Recorded data
--
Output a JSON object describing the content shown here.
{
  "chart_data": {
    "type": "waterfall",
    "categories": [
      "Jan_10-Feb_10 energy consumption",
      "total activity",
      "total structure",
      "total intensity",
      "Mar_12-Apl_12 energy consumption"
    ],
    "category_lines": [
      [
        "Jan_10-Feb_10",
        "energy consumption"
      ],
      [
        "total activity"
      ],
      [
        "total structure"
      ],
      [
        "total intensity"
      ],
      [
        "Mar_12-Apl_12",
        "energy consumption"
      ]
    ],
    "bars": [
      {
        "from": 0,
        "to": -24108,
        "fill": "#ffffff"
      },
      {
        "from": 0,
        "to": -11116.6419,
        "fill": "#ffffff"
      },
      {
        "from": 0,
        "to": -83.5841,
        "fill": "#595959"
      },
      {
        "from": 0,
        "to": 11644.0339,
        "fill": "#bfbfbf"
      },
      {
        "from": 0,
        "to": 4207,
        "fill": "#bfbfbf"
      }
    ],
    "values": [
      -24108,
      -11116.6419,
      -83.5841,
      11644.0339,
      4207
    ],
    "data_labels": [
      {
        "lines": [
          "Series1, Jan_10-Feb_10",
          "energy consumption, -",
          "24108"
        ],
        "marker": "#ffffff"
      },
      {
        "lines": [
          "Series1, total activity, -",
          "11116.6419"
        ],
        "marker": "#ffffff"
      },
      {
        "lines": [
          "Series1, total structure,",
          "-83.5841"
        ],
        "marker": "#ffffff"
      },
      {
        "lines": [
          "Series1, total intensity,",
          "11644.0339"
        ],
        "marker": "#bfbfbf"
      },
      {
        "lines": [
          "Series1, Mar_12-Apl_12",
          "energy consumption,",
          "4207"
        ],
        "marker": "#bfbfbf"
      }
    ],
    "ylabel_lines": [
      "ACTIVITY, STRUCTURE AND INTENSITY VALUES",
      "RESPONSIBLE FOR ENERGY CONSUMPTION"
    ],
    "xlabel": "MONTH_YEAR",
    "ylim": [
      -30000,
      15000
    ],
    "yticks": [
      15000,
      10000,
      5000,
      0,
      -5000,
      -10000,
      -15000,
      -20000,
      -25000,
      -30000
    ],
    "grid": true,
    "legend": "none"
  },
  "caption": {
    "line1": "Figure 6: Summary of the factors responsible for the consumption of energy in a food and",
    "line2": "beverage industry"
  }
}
--
What the task asks:
All of the entries must be written out exactly as they stand.

Correct output:
Output a JSON object describing the content shown here.
{
  "chart_data": {
    "type": "waterfall",
    "categories": [
      "Jan_10-Feb_10 energy consumption",
      "total activity",
      "total structure",
      "total intensity",
      "Mar_12-Apl_12 energy consumption"
    ],
    "category_lines": [
      [
        "Jan_10-Feb_10",
        "energy consumption"
      ],
      [
        "total activity"
      ],
      [
        "total structure"
      ],
      [
        "total intensity"
      ],
      [
        "Mar_12-Apl_12",
        "energy consumption"
      ]
    ],
    "bars": [
      {
        "from": 0,
        "to": -24108,
        "fill": "#ffffff"
      },
      {
        "from": 0,
        "to": -11116.6419,
        "fill": "#ffffff"
      },
      {
        "from": 0,
        "to": -83.5841,
        "fill": "#595959"
      },
      {
        "from": 0,
        "to": 11644.0339,
        "fill": "#bfbfbf"
      },
      {
        "from": 0,
        "to": 4207,
        "fill": "#bfbfbf"
      }
    ],
    "values": [
      -24108,
      -11116.6419,
      -83.5841,
      11644.0339,
      4207
    ],
    "data_labels": [
      {
        "lines": [
          "Series1, Jan_10-Feb_10",
          "energy consumption, -",
          "24108"
        ],
        "marker": "#ffffff"
      },
      {
        "lines": [
          "Series1, total activity, -",
          "11116.6419"
        ],
        "marker": "#ffffff"
      },
      {
        "lines": [
          "Series1, total structure,",
          "-83.5841"
        ],
        "marker": "#ffffff"
      },
      {
        "lines": [
          "Series1, total intensity,",
          "11644.0339"
        ],
        "marker": "#bfbfbf"
      },
      {
        "lines": [
          "Series1, Mar_12-Apl_12",
          "energy consumption,",
          "4207"
        ],
        "marker": "#bfbfbf"
      }
    ],
    "ylabel_lines": [
      "ACTIVITY, STRUCTURE AND INTENSITY VALUES",
      "RESPONSIBLE FOR ENERGY CONSUMPTION"
    ],
    "xlabel": "MONTH_YEAR",
    "ylim": [
      -30000,
      15000
    ],
    "yticks": [
      15000,
      10000,
      5000,
      0,
      -5000,
      -10000,
      -15000,
      -20000,
      -25000,
      -30000
    ],
    "grid": true,
    "legend": "none"
  },
  "caption": {
    "line1": "Figure 6: Summary of the factors responsible for the consumption of energy in a food and",
    "line2": "beverage industry"
  }
}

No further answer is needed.